JOB
Copy each line with the word "disposal" in it.

::: RECORDED DATA :::

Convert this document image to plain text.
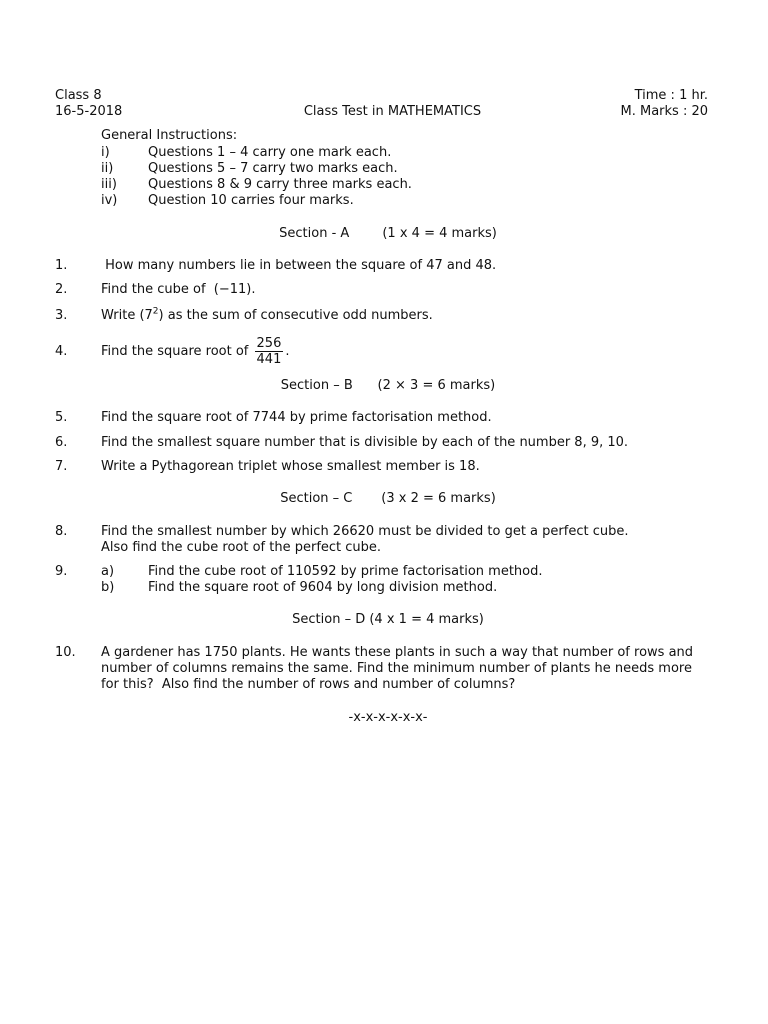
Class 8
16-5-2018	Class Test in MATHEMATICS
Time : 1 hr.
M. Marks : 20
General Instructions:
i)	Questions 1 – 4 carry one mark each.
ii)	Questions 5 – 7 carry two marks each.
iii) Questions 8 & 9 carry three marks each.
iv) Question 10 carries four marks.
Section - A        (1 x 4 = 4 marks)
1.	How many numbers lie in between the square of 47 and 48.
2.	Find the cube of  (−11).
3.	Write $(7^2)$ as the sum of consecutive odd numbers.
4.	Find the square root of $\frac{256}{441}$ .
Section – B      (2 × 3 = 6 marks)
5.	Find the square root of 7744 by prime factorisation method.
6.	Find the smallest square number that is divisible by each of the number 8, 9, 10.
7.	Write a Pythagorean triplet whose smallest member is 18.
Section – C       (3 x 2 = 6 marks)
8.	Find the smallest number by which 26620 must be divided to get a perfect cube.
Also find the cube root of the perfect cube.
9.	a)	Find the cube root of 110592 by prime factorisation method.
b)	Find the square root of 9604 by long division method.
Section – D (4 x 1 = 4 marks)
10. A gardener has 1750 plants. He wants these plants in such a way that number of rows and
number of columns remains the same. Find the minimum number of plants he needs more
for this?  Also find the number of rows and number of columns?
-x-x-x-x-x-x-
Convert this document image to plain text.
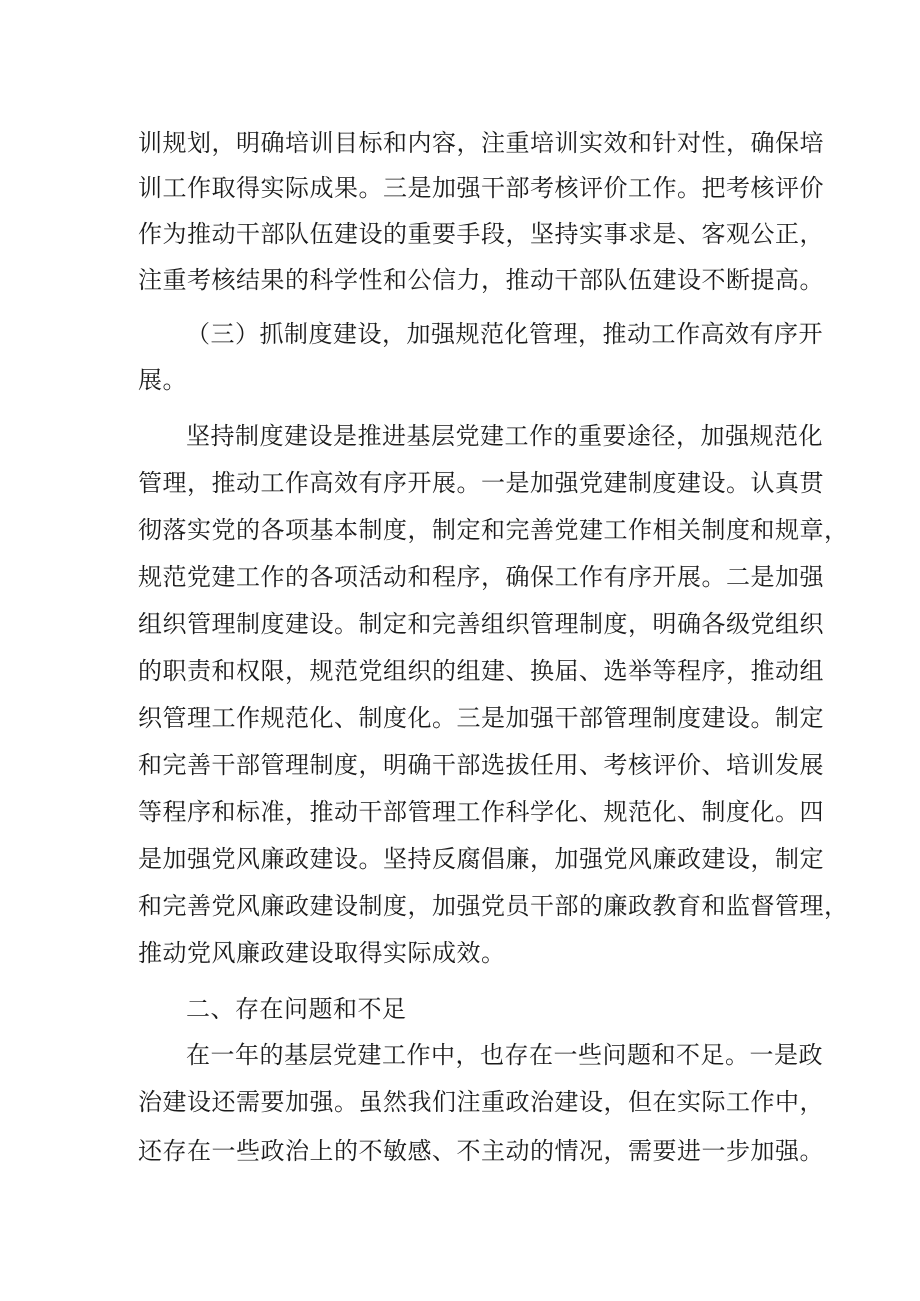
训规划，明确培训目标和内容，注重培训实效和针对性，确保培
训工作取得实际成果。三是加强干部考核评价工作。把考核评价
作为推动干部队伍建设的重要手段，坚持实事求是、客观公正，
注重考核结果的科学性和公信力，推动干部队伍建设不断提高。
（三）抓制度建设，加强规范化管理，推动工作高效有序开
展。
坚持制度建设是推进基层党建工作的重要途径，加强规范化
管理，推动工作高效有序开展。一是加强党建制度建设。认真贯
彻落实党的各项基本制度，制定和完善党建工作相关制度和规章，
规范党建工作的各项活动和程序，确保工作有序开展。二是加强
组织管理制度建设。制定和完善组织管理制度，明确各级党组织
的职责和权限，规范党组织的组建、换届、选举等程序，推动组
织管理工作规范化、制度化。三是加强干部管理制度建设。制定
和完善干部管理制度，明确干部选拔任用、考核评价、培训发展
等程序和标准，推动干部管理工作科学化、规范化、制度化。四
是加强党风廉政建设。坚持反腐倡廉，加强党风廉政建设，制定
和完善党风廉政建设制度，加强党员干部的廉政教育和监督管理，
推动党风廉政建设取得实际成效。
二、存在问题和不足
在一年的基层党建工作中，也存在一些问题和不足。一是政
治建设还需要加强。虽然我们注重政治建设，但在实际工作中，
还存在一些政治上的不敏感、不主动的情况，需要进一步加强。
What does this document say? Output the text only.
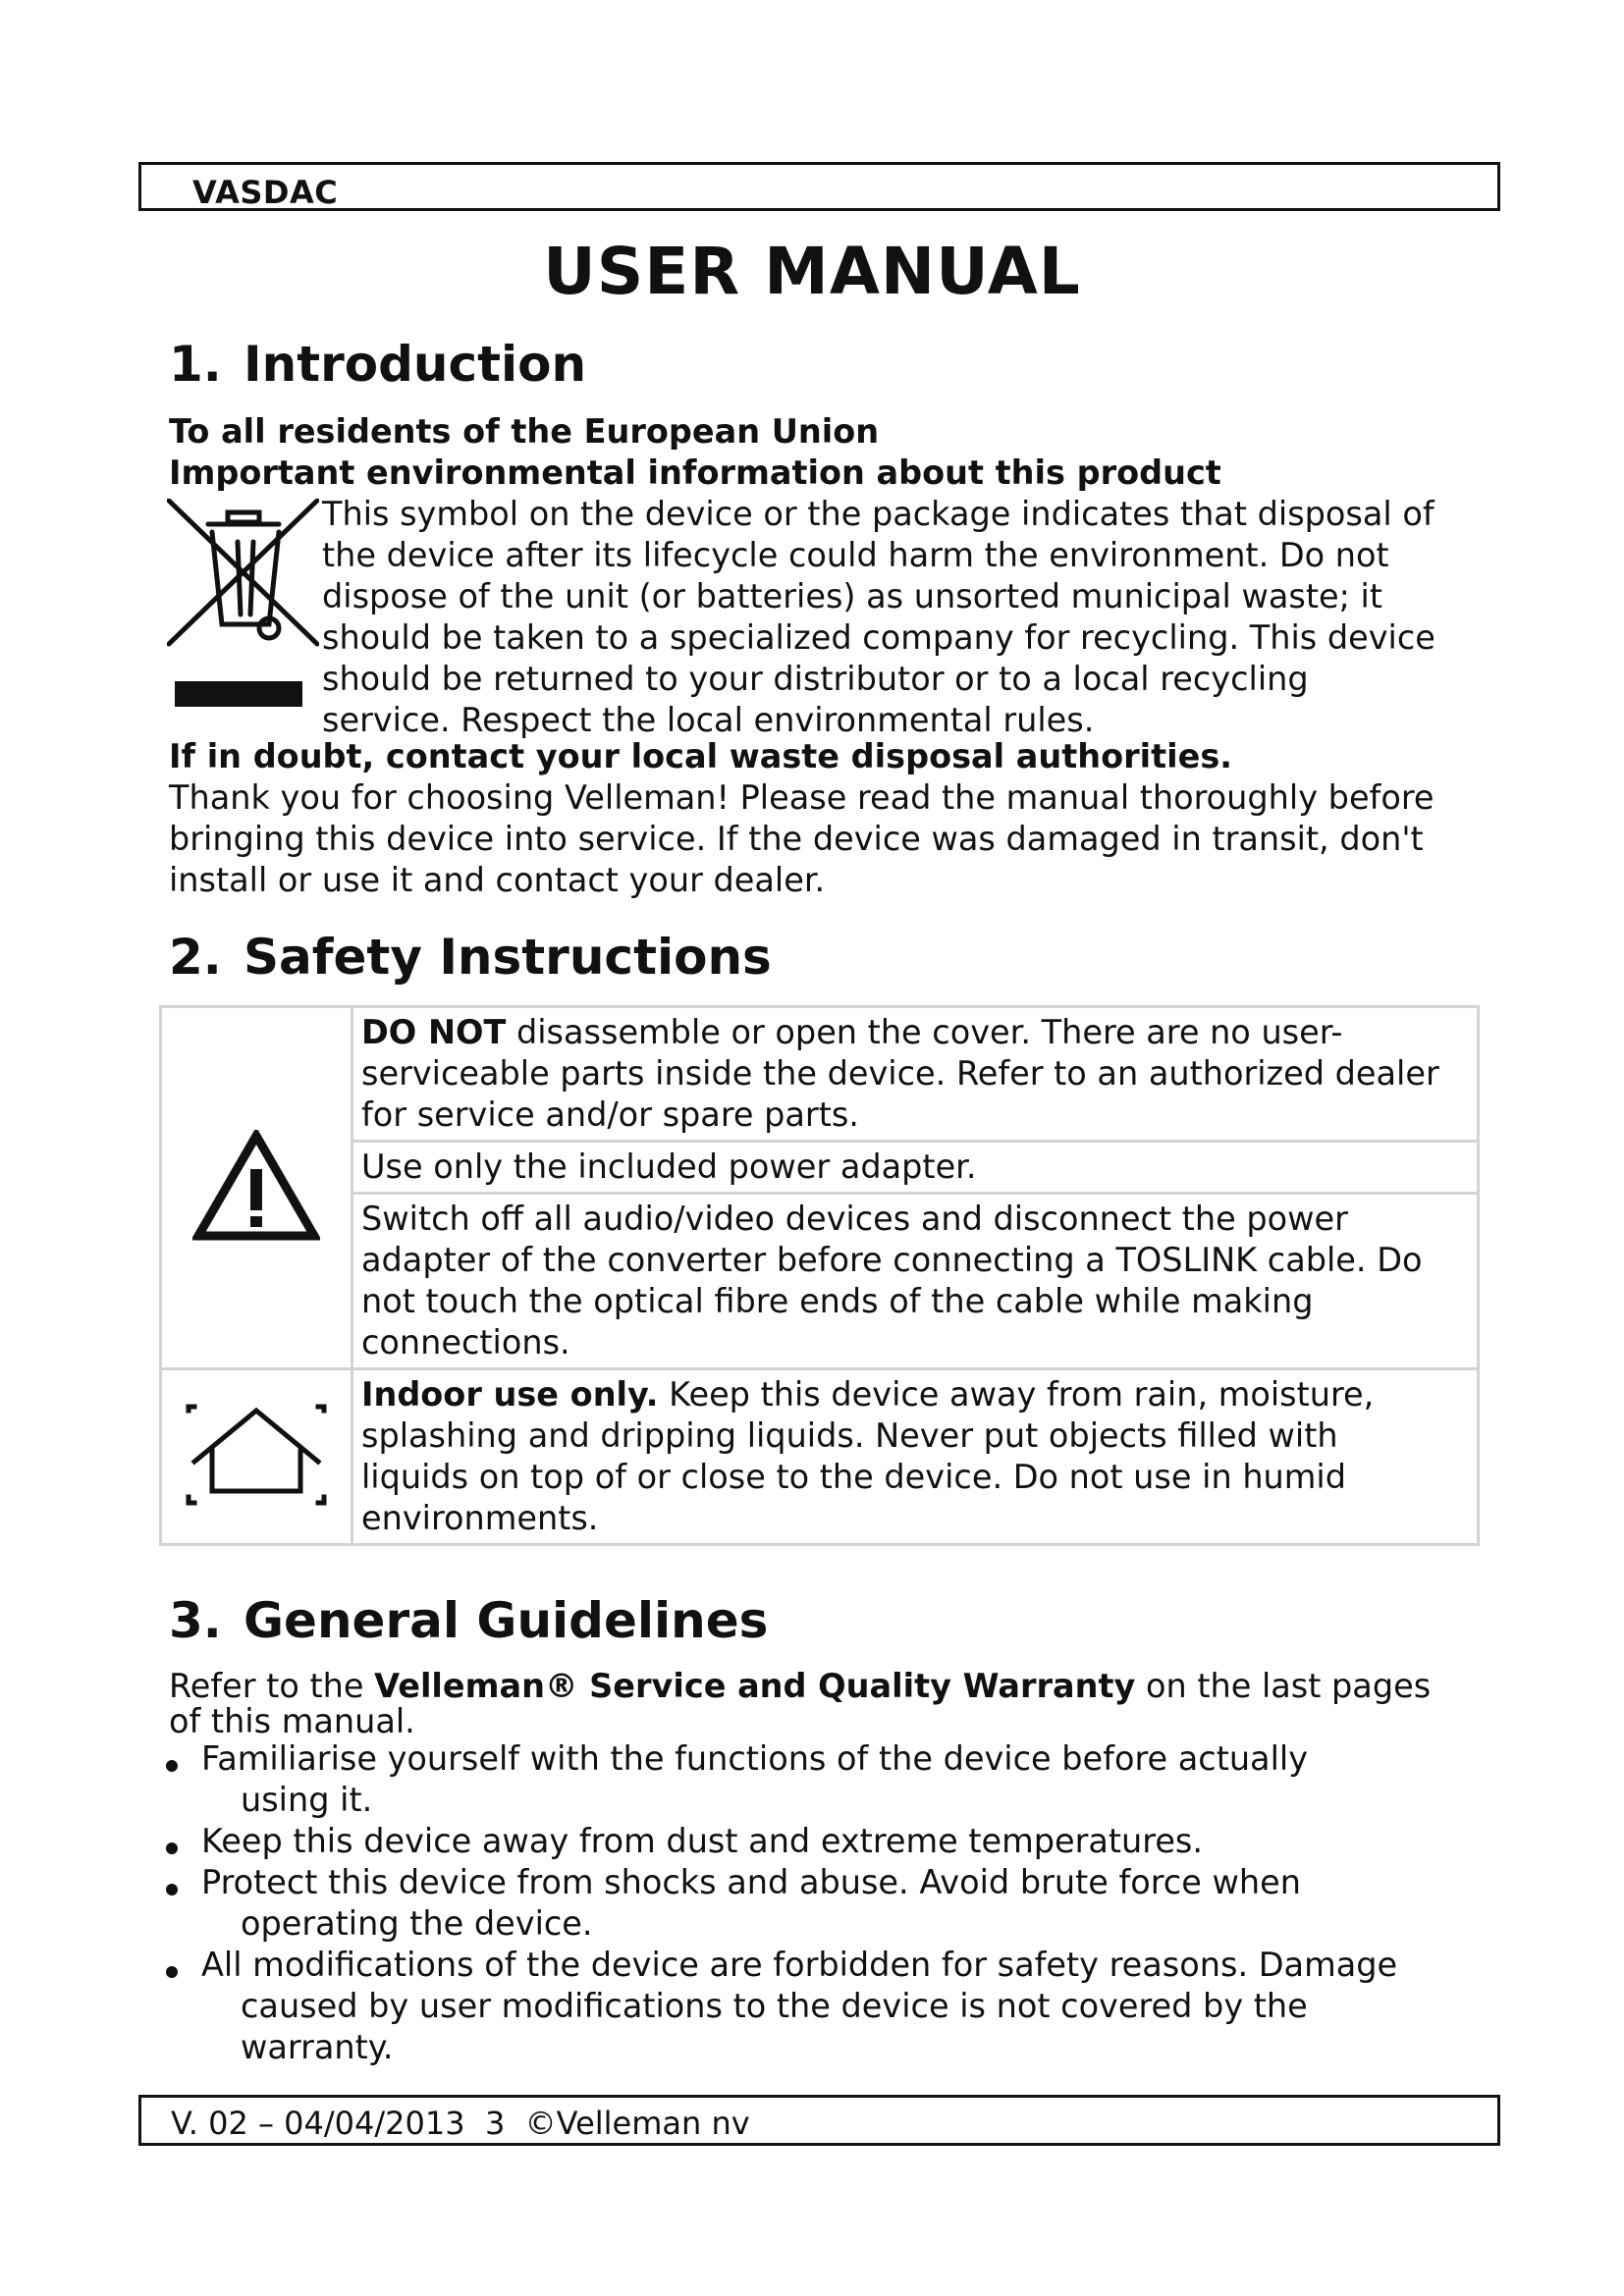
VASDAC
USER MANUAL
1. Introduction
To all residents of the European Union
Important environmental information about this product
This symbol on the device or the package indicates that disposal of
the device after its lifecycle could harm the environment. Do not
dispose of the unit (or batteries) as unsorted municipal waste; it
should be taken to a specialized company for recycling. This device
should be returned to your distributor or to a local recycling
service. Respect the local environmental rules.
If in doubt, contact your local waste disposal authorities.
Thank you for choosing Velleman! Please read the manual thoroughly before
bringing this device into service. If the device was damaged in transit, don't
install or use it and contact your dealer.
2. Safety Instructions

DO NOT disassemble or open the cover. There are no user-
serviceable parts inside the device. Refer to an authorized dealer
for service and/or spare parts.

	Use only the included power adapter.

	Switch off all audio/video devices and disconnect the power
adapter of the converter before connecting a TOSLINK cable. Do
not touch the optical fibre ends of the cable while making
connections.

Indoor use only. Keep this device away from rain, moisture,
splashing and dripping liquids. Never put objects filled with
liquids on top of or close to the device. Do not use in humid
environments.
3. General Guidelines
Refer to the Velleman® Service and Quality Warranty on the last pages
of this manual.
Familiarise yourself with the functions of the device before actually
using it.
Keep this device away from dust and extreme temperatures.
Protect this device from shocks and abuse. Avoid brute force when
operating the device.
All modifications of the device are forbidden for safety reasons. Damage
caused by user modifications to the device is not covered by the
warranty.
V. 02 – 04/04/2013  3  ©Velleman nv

:::

TASK RESULT
This symbol on the device or the package indicates that disposal of
If in doubt, contact your local waste disposal authorities.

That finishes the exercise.